* [Request]
Check every line below for the string "into", and copy the lines that contain it.

* [Listing]
-- Begin --

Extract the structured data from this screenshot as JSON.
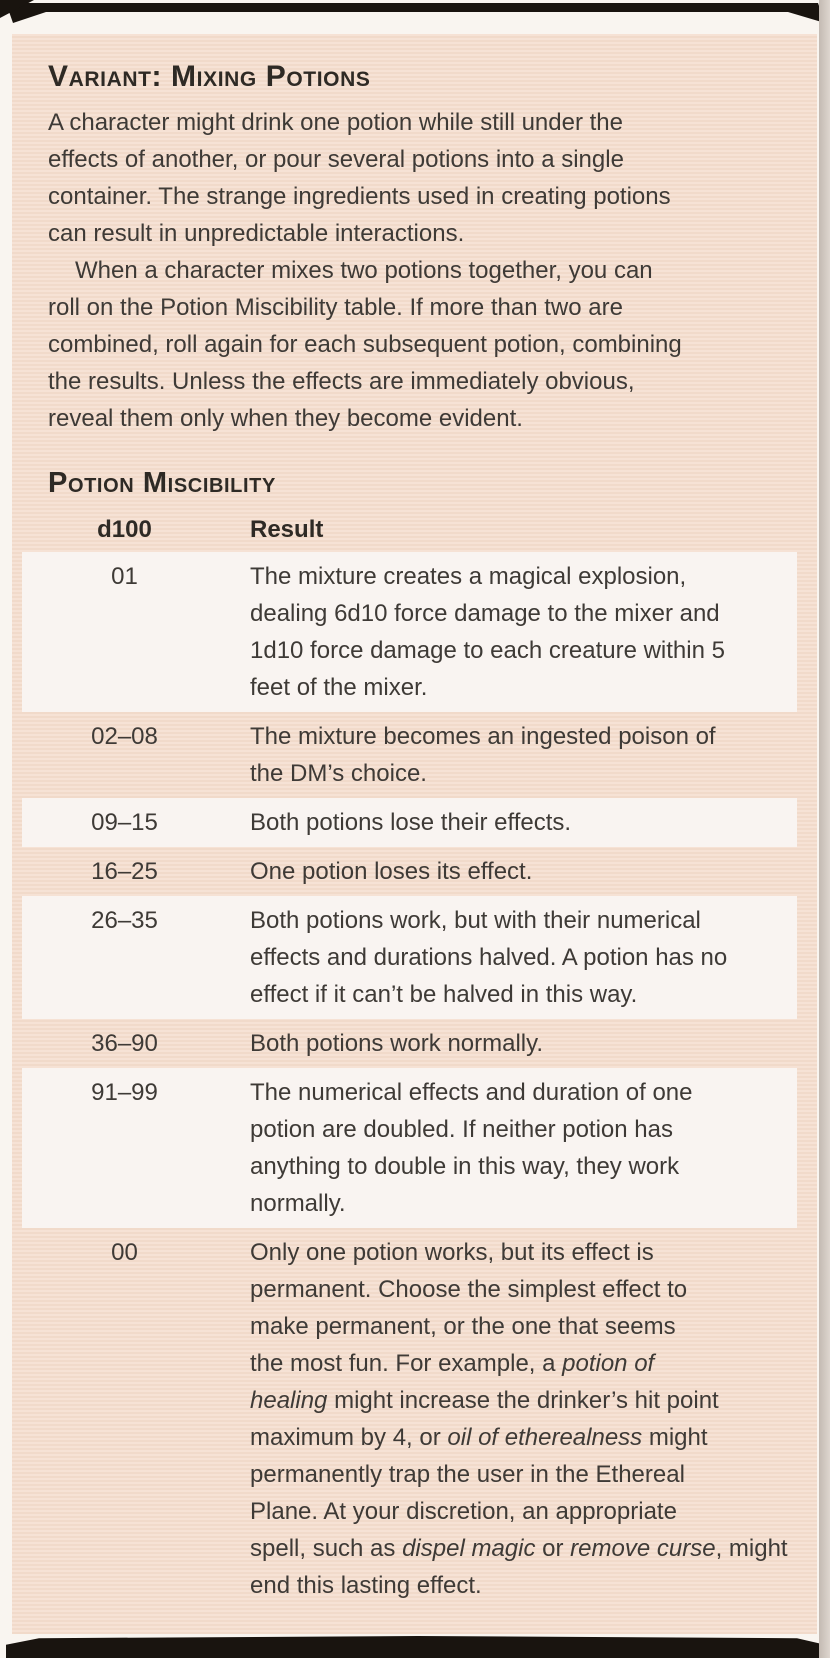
{
  "colors": {
    "panel_bg": "#f5dfd0",
    "row_highlight": "#f9f4f1",
    "ribbon": "#19140f",
    "text": "#3e3a36",
    "heading": "#2e2a25",
    "page_bg": "#f9f5f0",
    "edge_shadow": "#c3bab2"
  },
  "panel": {
    "title": "Variant: Mixing Potions",
    "paragraphs": [
      [
        "A character might drink one potion while still under the",
        "effects of another, or pour several potions into a single",
        "container. The strange ingredients used in creating potions",
        "can result in unpredictable interactions."
      ],
      [
        "When a character mixes two potions together, you can",
        "roll on the Potion Miscibility table. If more than two are",
        "combined, roll again for each subsequent potion, combining",
        "the results. Unless the effects are immediately obvious,",
        "reveal them only when they become evident."
      ]
    ],
    "table": {
      "title": "Potion Miscibility",
      "columns": [
        "d100",
        "Result"
      ],
      "rows": [
        {
          "roll": "01",
          "highlight": true,
          "result_runs": [
            {
              "t": "The mixture creates a magical explosion,\ndealing 6d10 force damage to the mixer and\n1d10 force damage to each creature within 5\nfeet of the mixer."
            }
          ]
        },
        {
          "roll": "02–08",
          "highlight": false,
          "result_runs": [
            {
              "t": "The mixture becomes an ingested poison of\nthe DM’s choice."
            }
          ]
        },
        {
          "roll": "09–15",
          "highlight": true,
          "result_runs": [
            {
              "t": "Both potions lose their effects."
            }
          ]
        },
        {
          "roll": "16–25",
          "highlight": false,
          "result_runs": [
            {
              "t": "One potion loses its effect."
            }
          ]
        },
        {
          "roll": "26–35",
          "highlight": true,
          "result_runs": [
            {
              "t": "Both potions work, but with their numerical\neffects and durations halved. A potion has no\neffect if it can’t be halved in this way."
            }
          ]
        },
        {
          "roll": "36–90",
          "highlight": false,
          "result_runs": [
            {
              "t": "Both potions work normally."
            }
          ]
        },
        {
          "roll": "91–99",
          "highlight": true,
          "result_runs": [
            {
              "t": "The numerical effects and duration of one\npotion are doubled. If neither potion has\nanything to double in this way, they work\nnormally."
            }
          ]
        },
        {
          "roll": "00",
          "highlight": false,
          "result_runs": [
            {
              "t": "Only one potion works, but its effect is\npermanent. Choose the simplest effect to\nmake permanent, or the one that seems\nthe most fun. For example, a "
            },
            {
              "t": "potion of\nhealing",
              "i": true
            },
            {
              "t": " might increase the drinker’s hit point\nmaximum by 4, or "
            },
            {
              "t": "oil of etherealness",
              "i": true
            },
            {
              "t": " might\npermanently trap the user in the Ethereal\nPlane. At your discretion, an appropriate\nspell, such as "
            },
            {
              "t": "dispel magic",
              "i": true
            },
            {
              "t": " or "
            },
            {
              "t": "remove curse",
              "i": true
            },
            {
              "t": ", might end this lasting effect."
            }
          ]
        }
      ]
    }
  }
}
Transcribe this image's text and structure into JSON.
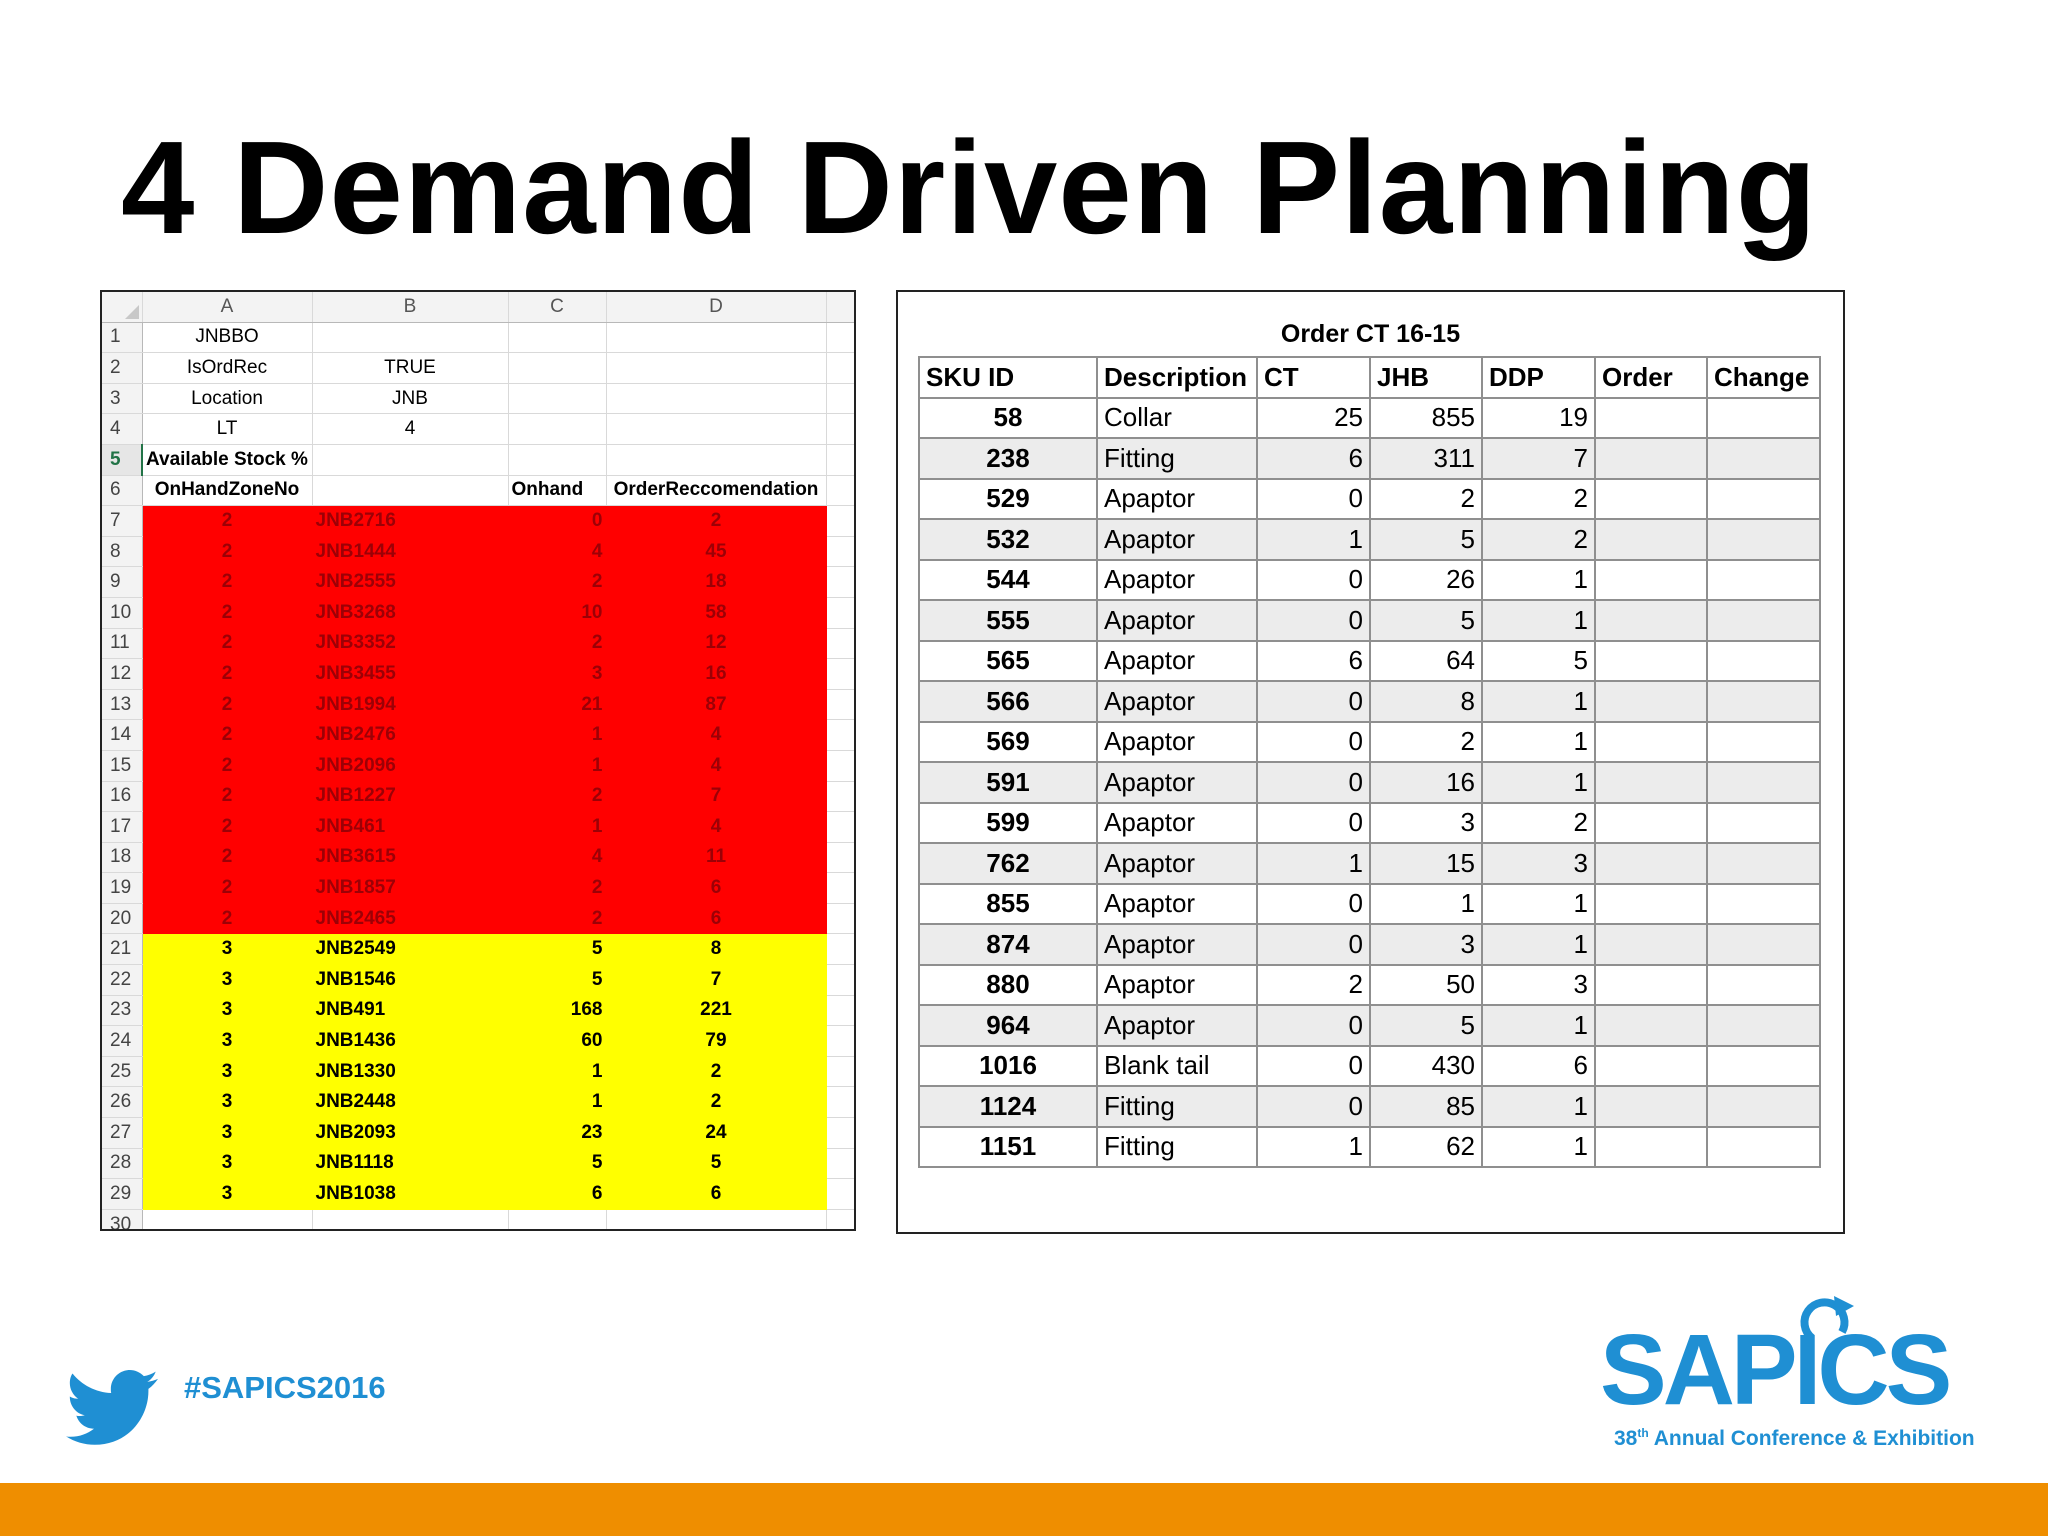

-- End --

* [Complete answer]
        "effects of another, or pour several potions into a single",
Transcribe this image's text and structure into JSON.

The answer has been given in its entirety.